━━ Supplied material

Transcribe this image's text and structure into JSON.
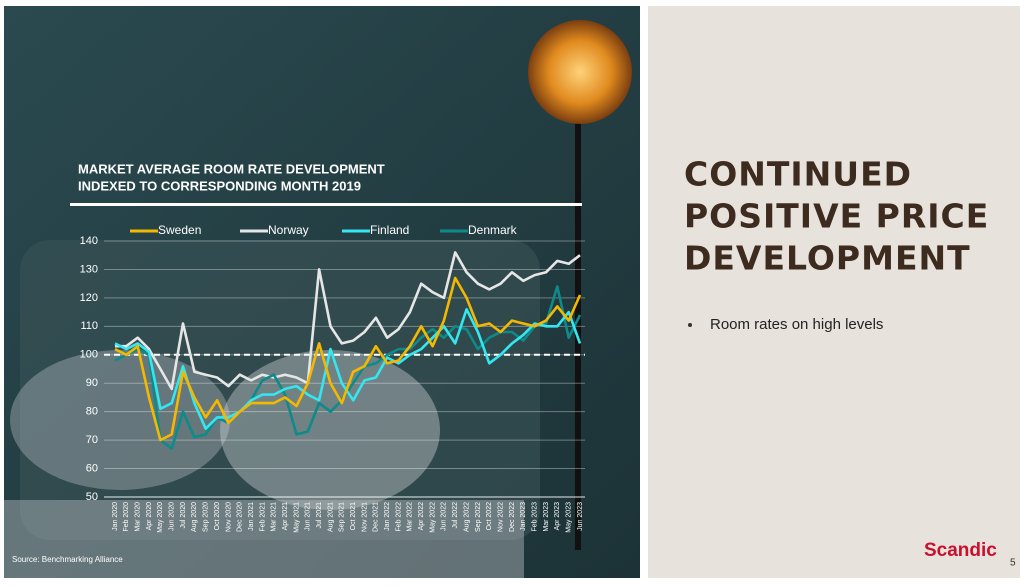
{
  "chart_data": {
    "type": "line",
    "title": [
      "MARKET AVERAGE ROOM RATE DEVELOPMENT",
      "INDEXED TO CORRESPONDING MONTH 2019"
    ],
    "categories": [
      "Jan 2020",
      "Feb 2020",
      "Mar 2020",
      "Apr 2020",
      "May 2020",
      "Jun 2020",
      "Jul 2020",
      "Aug 2020",
      "Sep 2020",
      "Oct 2020",
      "Nov 2020",
      "Dec 2020",
      "Jan 2021",
      "Feb 2021",
      "Mar 2021",
      "Apr 2021",
      "May 2021",
      "Jun 2021",
      "Jul 2021",
      "Aug 2021",
      "Sep 2021",
      "Oct 2021",
      "Nov 2021",
      "Dec 2021",
      "Jan 2022",
      "Feb 2022",
      "Mar 2022",
      "Apr 2022",
      "May 2022",
      "Jun 2022",
      "Jul 2022",
      "Aug 2022",
      "Sep 2022",
      "Oct 2022",
      "Nov 2022",
      "Dec 2022",
      "Jan 2023",
      "Feb 2023",
      "Mar 2023",
      "Apr 2023",
      "May 2023",
      "Jun 2023"
    ],
    "series": [
      {
        "name": "Sweden",
        "color": "#f5b800",
        "values": [
          102,
          100,
          103,
          85,
          70,
          72,
          94,
          85,
          78,
          84,
          76,
          80,
          83,
          83,
          83,
          85,
          82,
          90,
          104,
          90,
          83,
          94,
          96,
          103,
          97,
          98,
          103,
          110,
          103,
          112,
          127,
          120,
          110,
          111,
          108,
          112,
          111,
          110,
          112,
          117,
          112,
          121
        ]
      },
      {
        "name": "Norway",
        "color": "#e6e6e6",
        "values": [
          103,
          103,
          106,
          102,
          95,
          88,
          111,
          94,
          93,
          92,
          89,
          93,
          91,
          93,
          92,
          93,
          92,
          90,
          130,
          110,
          104,
          105,
          108,
          113,
          106,
          109,
          115,
          125,
          122,
          120,
          136,
          129,
          125,
          123,
          125,
          129,
          126,
          128,
          129,
          133,
          132,
          135
        ]
      },
      {
        "name": "Finland",
        "color": "#33e6f0",
        "values": [
          104,
          102,
          104,
          101,
          81,
          83,
          96,
          83,
          74,
          78,
          78,
          80,
          84,
          86,
          86,
          88,
          89,
          86,
          84,
          102,
          90,
          84,
          91,
          92,
          99,
          97,
          100,
          102,
          106,
          110,
          104,
          116,
          108,
          97,
          100,
          104,
          107,
          111,
          110,
          110,
          115,
          104
        ]
      },
      {
        "name": "Denmark",
        "color": "#0e8a8a",
        "values": [
          98,
          100,
          102,
          100,
          70,
          67,
          80,
          71,
          72,
          78,
          76,
          80,
          84,
          91,
          93,
          86,
          72,
          73,
          83,
          80,
          84,
          90,
          96,
          97,
          100,
          102,
          102,
          106,
          109,
          106,
          110,
          109,
          102,
          106,
          108,
          108,
          105,
          110,
          111,
          124,
          106,
          114
        ]
      }
    ],
    "ylim": [
      50,
      140
    ],
    "yticks": [
      50,
      60,
      70,
      80,
      90,
      100,
      110,
      120,
      130,
      140
    ],
    "grid": true,
    "reference_line": 100,
    "source": "Source: Benchmarking Alliance"
  },
  "slide": {
    "heading": [
      "CONTINUED",
      "POSITIVE PRICE",
      "DEVELOPMENT"
    ],
    "bullets": [
      "Room rates on high levels"
    ],
    "logo": "Scandic",
    "page_number": "5"
  }
}
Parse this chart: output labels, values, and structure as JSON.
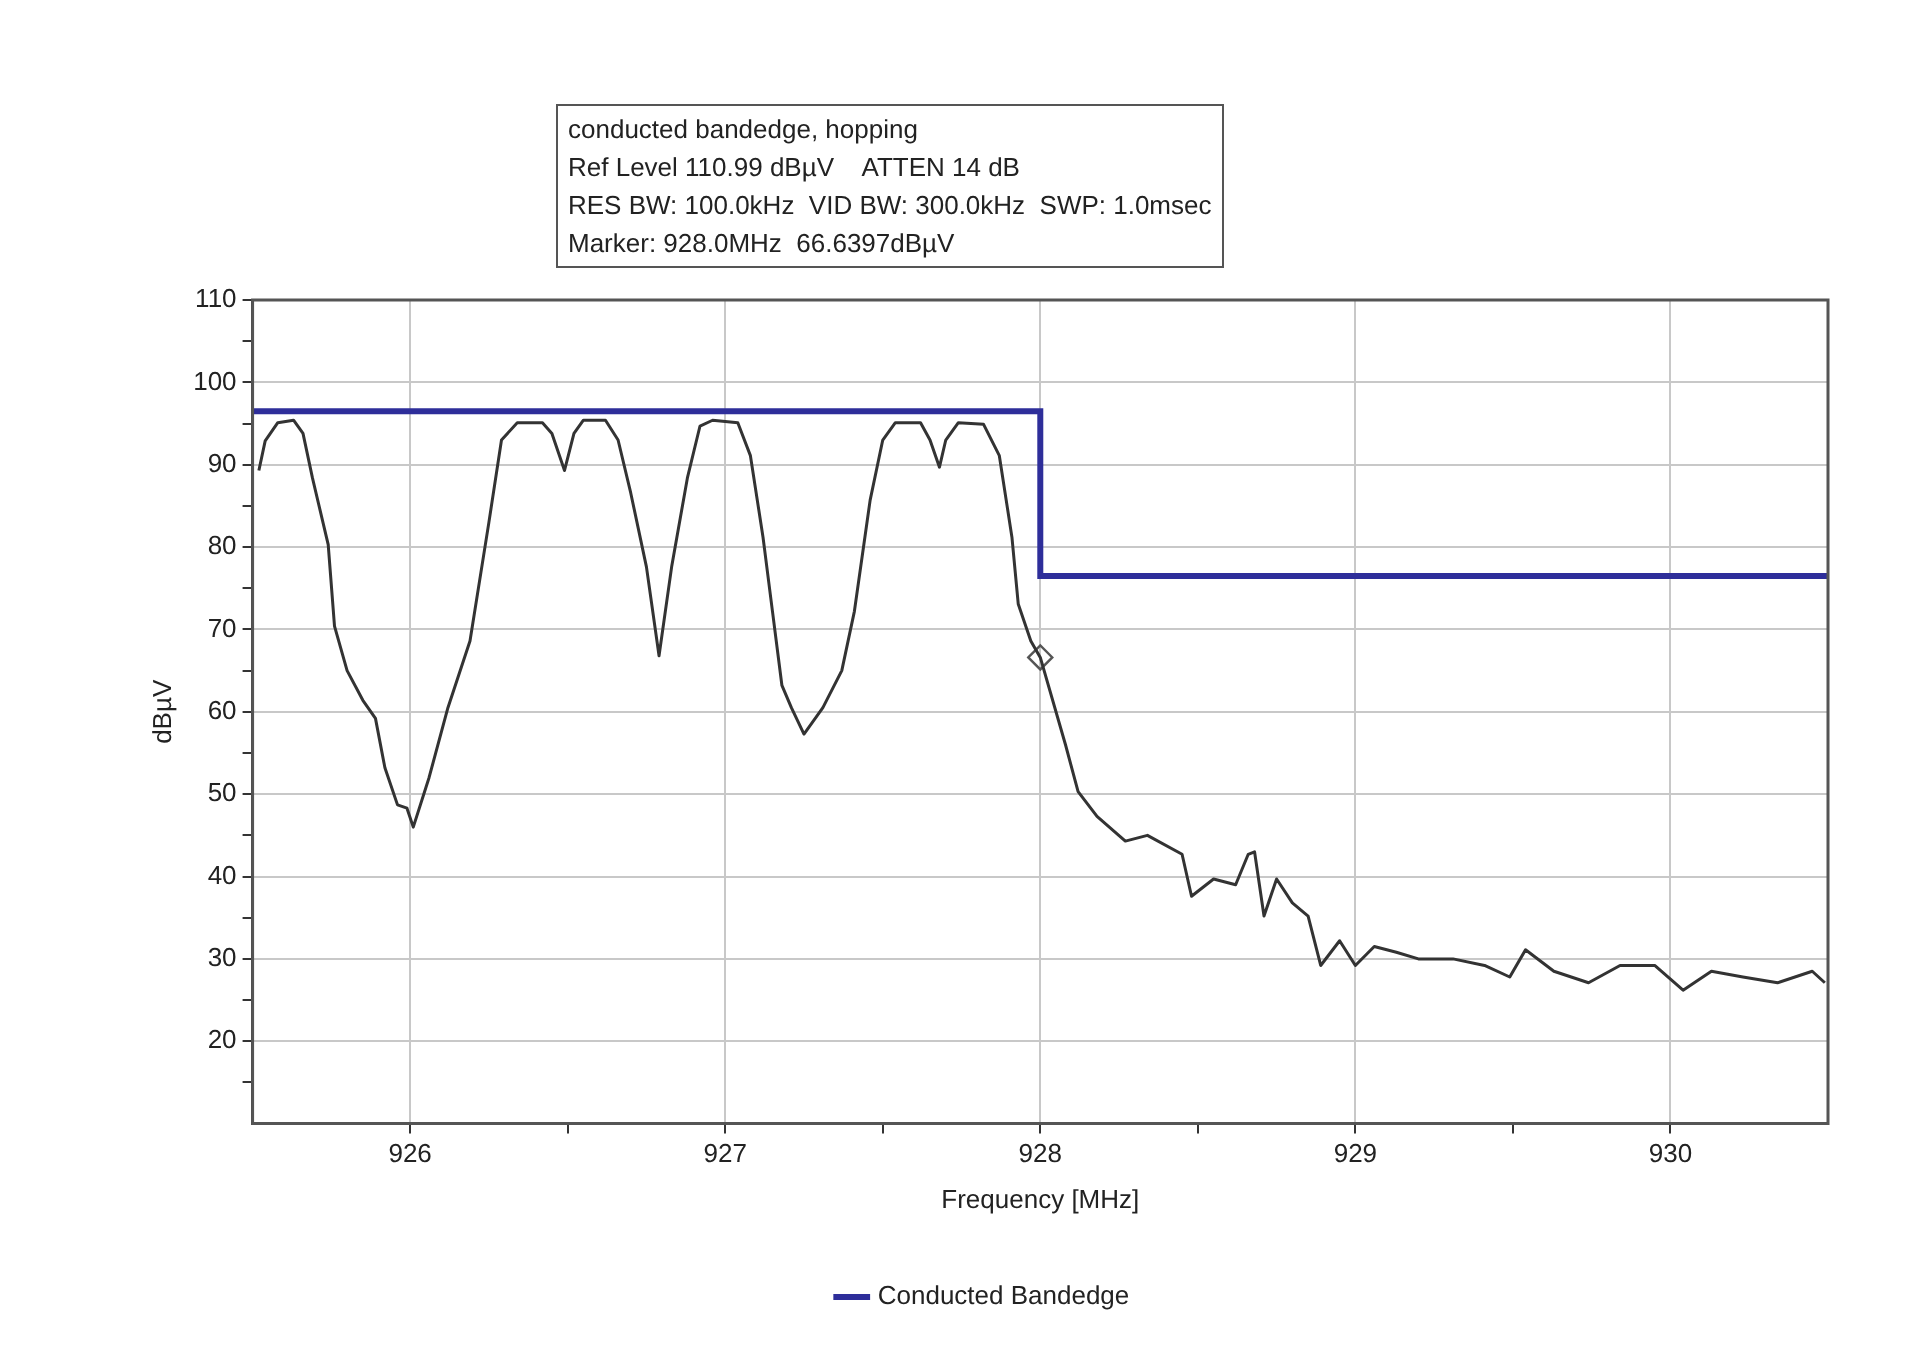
{
  "chart_data": {
    "type": "line",
    "title": "conducted bandedge, hopping",
    "annotations": [
      "Ref Level 110.99 dBµV    ATTEN 14 dB",
      "RES BW: 100.0kHz  VID BW: 300.0kHz  SWP: 1.0msec",
      "Marker: 928.0MHz  66.6397dBµV"
    ],
    "xlabel": "Frequency [MHz]",
    "ylabel": "dBµV",
    "xlim": [
      925.5,
      930.5
    ],
    "xticks": [
      926,
      {
        "value": 926.5,
        "label": null
      },
      927,
      {
        "value": 927.5,
        "label": null
      },
      928,
      {
        "value": 928.5,
        "label": null
      },
      929,
      {
        "value": 929.5,
        "label": null
      },
      930
    ],
    "ylim": [
      10,
      110
    ],
    "yticks": [
      {
        "value": 15,
        "label": null
      },
      20,
      {
        "value": 25,
        "label": null
      },
      30,
      {
        "value": 35,
        "label": null
      },
      40,
      {
        "value": 45,
        "label": null
      },
      50,
      {
        "value": 55,
        "label": null
      },
      60,
      {
        "value": 65,
        "label": null
      },
      70,
      {
        "value": 75,
        "label": null
      },
      80,
      {
        "value": 85,
        "label": null
      },
      90,
      {
        "value": 95,
        "label": null
      },
      100,
      {
        "value": 105,
        "label": null
      },
      110
    ],
    "grid": true,
    "legend": "bottom",
    "series": [
      {
        "type": "line",
        "color": "#333333",
        "x": [
          925.52,
          925.54,
          925.58,
          925.63,
          925.66,
          925.69,
          925.74,
          925.76,
          925.8,
          925.85,
          925.89,
          925.92,
          925.96,
          925.99,
          926.01,
          926.06,
          926.12,
          926.19,
          926.25,
          926.29,
          926.34,
          926.42,
          926.45,
          926.49,
          926.52,
          926.55,
          926.62,
          926.66,
          926.7,
          926.75,
          926.79,
          926.83,
          926.88,
          926.92,
          926.96,
          927.04,
          927.08,
          927.12,
          927.15,
          927.18,
          927.21,
          927.25,
          927.31,
          927.37,
          927.41,
          927.46,
          927.5,
          927.54,
          927.62,
          927.65,
          927.68,
          927.7,
          927.74,
          927.82,
          927.87,
          927.91,
          927.93,
          927.97,
          928.0,
          928.08,
          928.12,
          928.18,
          928.27,
          928.34,
          928.45,
          928.48,
          928.55,
          928.62,
          928.66,
          928.68,
          928.71,
          928.75,
          928.8,
          928.85,
          928.89,
          928.95,
          929.0,
          929.06,
          929.13,
          929.2,
          929.31,
          929.41,
          929.49,
          929.54,
          929.63,
          929.74,
          929.84,
          929.95,
          930.04,
          930.13,
          930.23,
          930.34,
          930.45,
          930.49
        ],
        "values": [
          89.3,
          92.9,
          95.1,
          95.4,
          93.8,
          88.4,
          80.3,
          70.4,
          65,
          61.4,
          59.2,
          53.2,
          48.7,
          48.3,
          46,
          52,
          60.5,
          68.6,
          83,
          93,
          95.1,
          95.1,
          93.8,
          89.3,
          93.8,
          95.4,
          95.4,
          93,
          86.6,
          77.6,
          66.8,
          77.6,
          88.4,
          94.7,
          95.4,
          95.1,
          91.1,
          81.2,
          72.2,
          63.2,
          60.5,
          57.3,
          60.5,
          65,
          72.2,
          85.7,
          93,
          95.1,
          95.1,
          93,
          89.7,
          93,
          95.1,
          94.9,
          91.1,
          81.2,
          73.1,
          68.6,
          66.6,
          56,
          50.3,
          47.3,
          44.3,
          45,
          42.7,
          37.6,
          39.7,
          39,
          42.7,
          43,
          35.2,
          39.7,
          36.8,
          35.2,
          29.2,
          32.2,
          29.2,
          31.5,
          30.8,
          30,
          30,
          29.2,
          27.8,
          31.1,
          28.5,
          27.1,
          29.2,
          29.2,
          26.2,
          28.5,
          27.8,
          27.1,
          28.5,
          27.1
        ]
      },
      {
        "type": "step",
        "name": "Conducted Bandedge",
        "color": "#2e2e9a",
        "x": [
          925.5,
          928,
          930.5
        ],
        "values": [
          96.5,
          76.5,
          76.5
        ]
      },
      {
        "type": "scatter",
        "color": "#555555",
        "marker": "diamond",
        "x": [
          928.0
        ],
        "values": [
          66.6
        ]
      }
    ]
  }
}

━━━━

### Your instructions
Extract every line above containing the word "color".

### Output below
        "color": "#f5b800",
        "color": "#e6e6e6",
        "color": "#33e6f0",
        "color": "#0e8a8a",
        "color": "#333333",
        "color": "#2e2e9a",
        "color": "#555555",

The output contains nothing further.